# [WORK TO DO]
Reproduce every entry exactly.

Extracted data entries

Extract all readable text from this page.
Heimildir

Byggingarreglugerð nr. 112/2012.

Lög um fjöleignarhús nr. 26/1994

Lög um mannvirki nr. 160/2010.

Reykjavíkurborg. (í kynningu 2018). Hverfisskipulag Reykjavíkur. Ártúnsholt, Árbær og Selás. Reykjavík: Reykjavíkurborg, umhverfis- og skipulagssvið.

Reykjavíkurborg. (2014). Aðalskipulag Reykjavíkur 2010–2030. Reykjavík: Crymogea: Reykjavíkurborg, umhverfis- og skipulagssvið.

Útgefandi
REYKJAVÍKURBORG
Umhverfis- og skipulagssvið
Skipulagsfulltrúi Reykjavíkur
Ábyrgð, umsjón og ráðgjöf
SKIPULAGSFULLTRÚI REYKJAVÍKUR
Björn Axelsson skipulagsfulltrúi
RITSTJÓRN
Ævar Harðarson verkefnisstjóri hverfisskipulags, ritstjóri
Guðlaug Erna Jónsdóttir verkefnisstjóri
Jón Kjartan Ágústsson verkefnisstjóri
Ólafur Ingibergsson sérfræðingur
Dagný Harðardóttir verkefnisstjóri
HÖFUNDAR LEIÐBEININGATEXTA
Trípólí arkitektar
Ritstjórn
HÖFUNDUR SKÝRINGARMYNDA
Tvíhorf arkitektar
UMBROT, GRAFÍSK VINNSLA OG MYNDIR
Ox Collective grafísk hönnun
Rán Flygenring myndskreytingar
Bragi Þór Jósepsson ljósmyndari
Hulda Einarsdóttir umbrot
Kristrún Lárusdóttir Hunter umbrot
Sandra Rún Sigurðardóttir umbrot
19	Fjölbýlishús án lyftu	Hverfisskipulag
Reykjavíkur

# [FINISHED ANSWER]
Extract all readable text from this page.
Heimildir

Byggingarreglugerð nr. 112/2012.

Lög um fjöleignarhús nr. 26/1994

Lög um mannvirki nr. 160/2010.

Reykjavíkurborg. (í kynningu 2018). Hverfisskipulag Reykjavíkur. Ártúnsholt, Árbær og Selás. Reykjavík: Reykjavíkurborg, umhverfis- og skipulagssvið.

Reykjavíkurborg. (2014). Aðalskipulag Reykjavíkur 2010–2030. Reykjavík: Crymogea: Reykjavíkurborg, umhverfis- og skipulagssvið.

Útgefandi
REYKJAVÍKURBORG
Umhverfis- og skipulagssvið
Skipulagsfulltrúi Reykjavíkur
Ábyrgð, umsjón og ráðgjöf
SKIPULAGSFULLTRÚI REYKJAVÍKUR
Björn Axelsson skipulagsfulltrúi
RITSTJÓRN
Ævar Harðarson verkefnisstjóri hverfisskipulags, ritstjóri
Guðlaug Erna Jónsdóttir verkefnisstjóri
Jón Kjartan Ágústsson verkefnisstjóri
Ólafur Ingibergsson sérfræðingur
Dagný Harðardóttir verkefnisstjóri
HÖFUNDAR LEIÐBEININGATEXTA
Trípólí arkitektar
Ritstjórn
HÖFUNDUR SKÝRINGARMYNDA
Tvíhorf arkitektar
UMBROT, GRAFÍSK VINNSLA OG MYNDIR
Ox Collective grafísk hönnun
Rán Flygenring myndskreytingar
Bragi Þór Jósepsson ljósmyndari
Hulda Einarsdóttir umbrot
Kristrún Lárusdóttir Hunter umbrot
Sandra Rún Sigurðardóttir umbrot
19	Fjölbýlishús án lyftu	Hverfisskipulag
Reykjavíkur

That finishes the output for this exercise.